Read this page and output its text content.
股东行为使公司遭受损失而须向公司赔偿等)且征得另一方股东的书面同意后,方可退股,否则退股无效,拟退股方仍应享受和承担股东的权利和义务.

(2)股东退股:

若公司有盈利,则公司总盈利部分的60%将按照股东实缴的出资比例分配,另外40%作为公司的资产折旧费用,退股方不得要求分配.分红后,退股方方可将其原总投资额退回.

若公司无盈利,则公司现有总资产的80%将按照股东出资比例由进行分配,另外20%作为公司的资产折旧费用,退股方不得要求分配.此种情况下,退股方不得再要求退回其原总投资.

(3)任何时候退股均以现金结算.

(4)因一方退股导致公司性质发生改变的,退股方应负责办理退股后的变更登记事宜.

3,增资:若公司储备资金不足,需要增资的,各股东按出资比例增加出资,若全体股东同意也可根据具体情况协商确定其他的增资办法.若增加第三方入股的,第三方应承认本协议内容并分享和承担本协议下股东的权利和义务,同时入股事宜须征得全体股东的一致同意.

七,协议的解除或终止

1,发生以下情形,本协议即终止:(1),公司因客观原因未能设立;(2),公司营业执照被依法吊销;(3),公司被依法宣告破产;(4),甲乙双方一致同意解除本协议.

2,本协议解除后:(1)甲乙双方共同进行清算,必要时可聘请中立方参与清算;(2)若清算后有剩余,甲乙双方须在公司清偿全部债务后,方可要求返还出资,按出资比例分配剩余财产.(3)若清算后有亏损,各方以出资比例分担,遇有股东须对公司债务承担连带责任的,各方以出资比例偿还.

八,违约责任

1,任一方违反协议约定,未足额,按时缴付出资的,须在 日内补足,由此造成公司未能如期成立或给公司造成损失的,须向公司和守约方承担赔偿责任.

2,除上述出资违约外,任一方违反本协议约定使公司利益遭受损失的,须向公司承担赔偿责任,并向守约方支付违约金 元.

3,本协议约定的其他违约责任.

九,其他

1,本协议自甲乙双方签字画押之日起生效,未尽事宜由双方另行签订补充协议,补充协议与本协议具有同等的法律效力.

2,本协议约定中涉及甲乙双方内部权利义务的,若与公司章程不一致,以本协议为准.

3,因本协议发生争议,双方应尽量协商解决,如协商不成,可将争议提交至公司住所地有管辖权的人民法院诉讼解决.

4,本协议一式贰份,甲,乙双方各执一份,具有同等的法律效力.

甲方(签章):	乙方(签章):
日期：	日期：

━━━━━━━━━━

▸ Exercise prompt
Write out every line exactly as it stands.

▸ Answer to this problem
Read this page and output its text content.
股东行为使公司遭受损失而须向公司赔偿等)且征得另一方股东的书面同意后,方可退股,否则退股无效,拟退股方仍应享受和承担股东的权利和义务.

(2)股东退股:

若公司有盈利,则公司总盈利部分的60%将按照股东实缴的出资比例分配,另外40%作为公司的资产折旧费用,退股方不得要求分配.分红后,退股方方可将其原总投资额退回.

若公司无盈利,则公司现有总资产的80%将按照股东出资比例由进行分配,另外20%作为公司的资产折旧费用,退股方不得要求分配.此种情况下,退股方不得再要求退回其原总投资.

(3)任何时候退股均以现金结算.

(4)因一方退股导致公司性质发生改变的,退股方应负责办理退股后的变更登记事宜.

3,增资:若公司储备资金不足,需要增资的,各股东按出资比例增加出资,若全体股东同意也可根据具体情况协商确定其他的增资办法.若增加第三方入股的,第三方应承认本协议内容并分享和承担本协议下股东的权利和义务,同时入股事宜须征得全体股东的一致同意.

七,协议的解除或终止

1,发生以下情形,本协议即终止:(1),公司因客观原因未能设立;(2),公司营业执照被依法吊销;(3),公司被依法宣告破产;(4),甲乙双方一致同意解除本协议.

2,本协议解除后:(1)甲乙双方共同进行清算,必要时可聘请中立方参与清算;(2)若清算后有剩余,甲乙双方须在公司清偿全部债务后,方可要求返还出资,按出资比例分配剩余财产.(3)若清算后有亏损,各方以出资比例分担,遇有股东须对公司债务承担连带责任的,各方以出资比例偿还.

八,违约责任

1,任一方违反协议约定,未足额,按时缴付出资的,须在 日内补足,由此造成公司未能如期成立或给公司造成损失的,须向公司和守约方承担赔偿责任.

2,除上述出资违约外,任一方违反本协议约定使公司利益遭受损失的,须向公司承担赔偿责任,并向守约方支付违约金 元.

3,本协议约定的其他违约责任.

九,其他

1,本协议自甲乙双方签字画押之日起生效,未尽事宜由双方另行签订补充协议,补充协议与本协议具有同等的法律效力.

2,本协议约定中涉及甲乙双方内部权利义务的,若与公司章程不一致,以本协议为准.

3,因本协议发生争议,双方应尽量协商解决,如协商不成,可将争议提交至公司住所地有管辖权的人民法院诉讼解决.

4,本协议一式贰份,甲,乙双方各执一份,具有同等的法律效力.

甲方(签章):	乙方(签章):
日期：	日期：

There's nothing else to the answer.